What you will do =>
Write the entries below out again exactly; any picture in them stays out.

— Start Provided material —

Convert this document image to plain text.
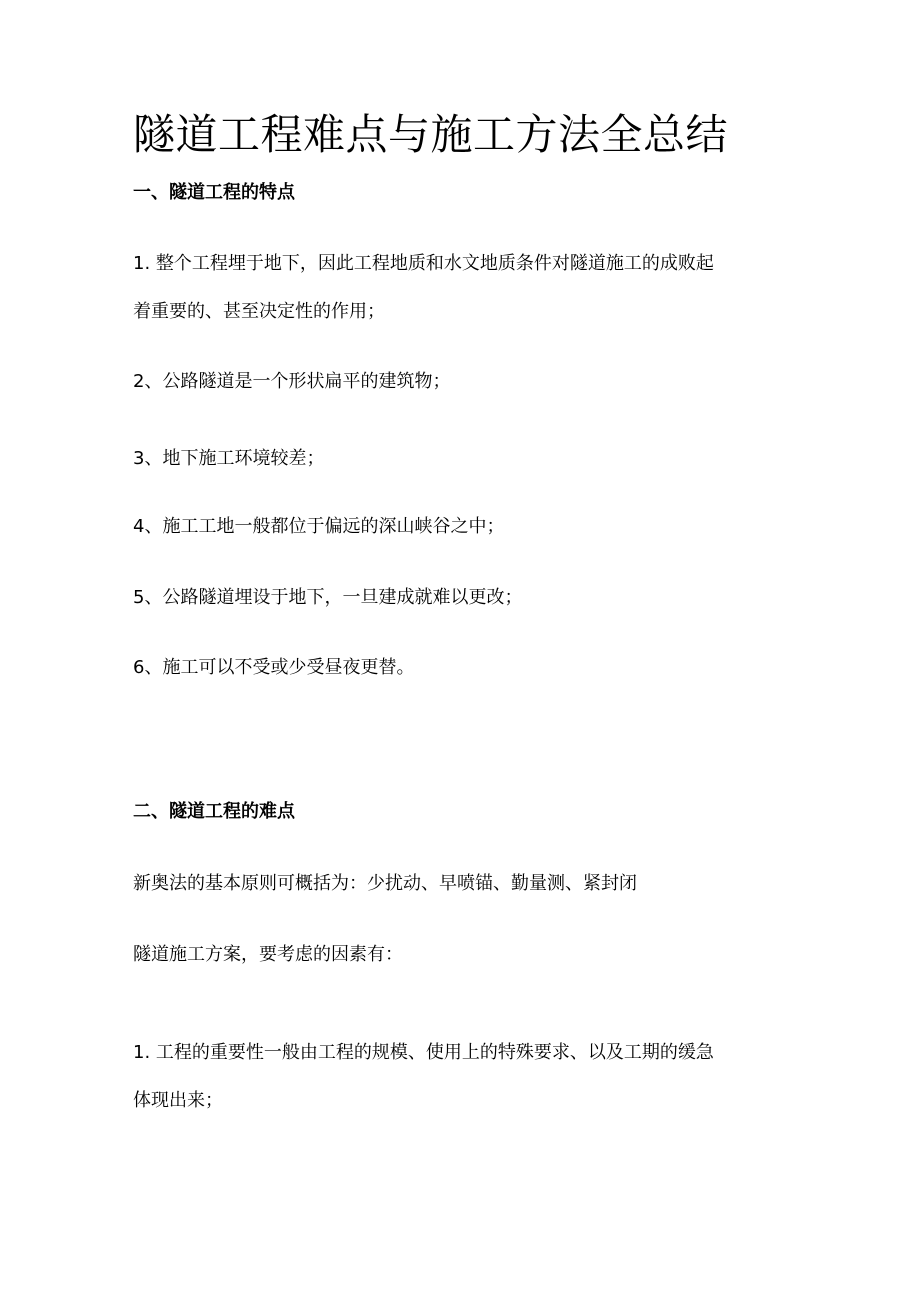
隧道工程难点与施工方法全总结
一、隧道工程的特点

1. 整个工程埋于地下，因此工程地质和水文地质条件对隧道施工的成败起
着重要的、甚至决定性的作用；

2、公路隧道是一个形状扁平的建筑物；

3、地下施工环境较差；

4、施工工地一般都位于偏远的深山峡谷之中；

5、公路隧道埋设于地下，一旦建成就难以更改；

6、施工可以不受或少受昼夜更替。

二、隧道工程的难点

新奥法的基本原则可概括为：少扰动、早喷锚、勤量测、紧封闭

隧道施工方案，要考虑的因素有：

1. 工程的重要性一般由工程的规模、使用上的特殊要求、以及工期的缓急
体现出来；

— End Provided material —

Worked solution =>
Convert this document image to plain text.
隧道工程难点与施工方法全总结
一、隧道工程的特点

1. 整个工程埋于地下，因此工程地质和水文地质条件对隧道施工的成败起
着重要的、甚至决定性的作用；

2、公路隧道是一个形状扁平的建筑物；

3、地下施工环境较差；

4、施工工地一般都位于偏远的深山峡谷之中；

5、公路隧道埋设于地下，一旦建成就难以更改；

6、施工可以不受或少受昼夜更替。

二、隧道工程的难点

新奥法的基本原则可概括为：少扰动、早喷锚、勤量测、紧封闭

隧道施工方案，要考虑的因素有：

1. 工程的重要性一般由工程的规模、使用上的特殊要求、以及工期的缓急
体现出来；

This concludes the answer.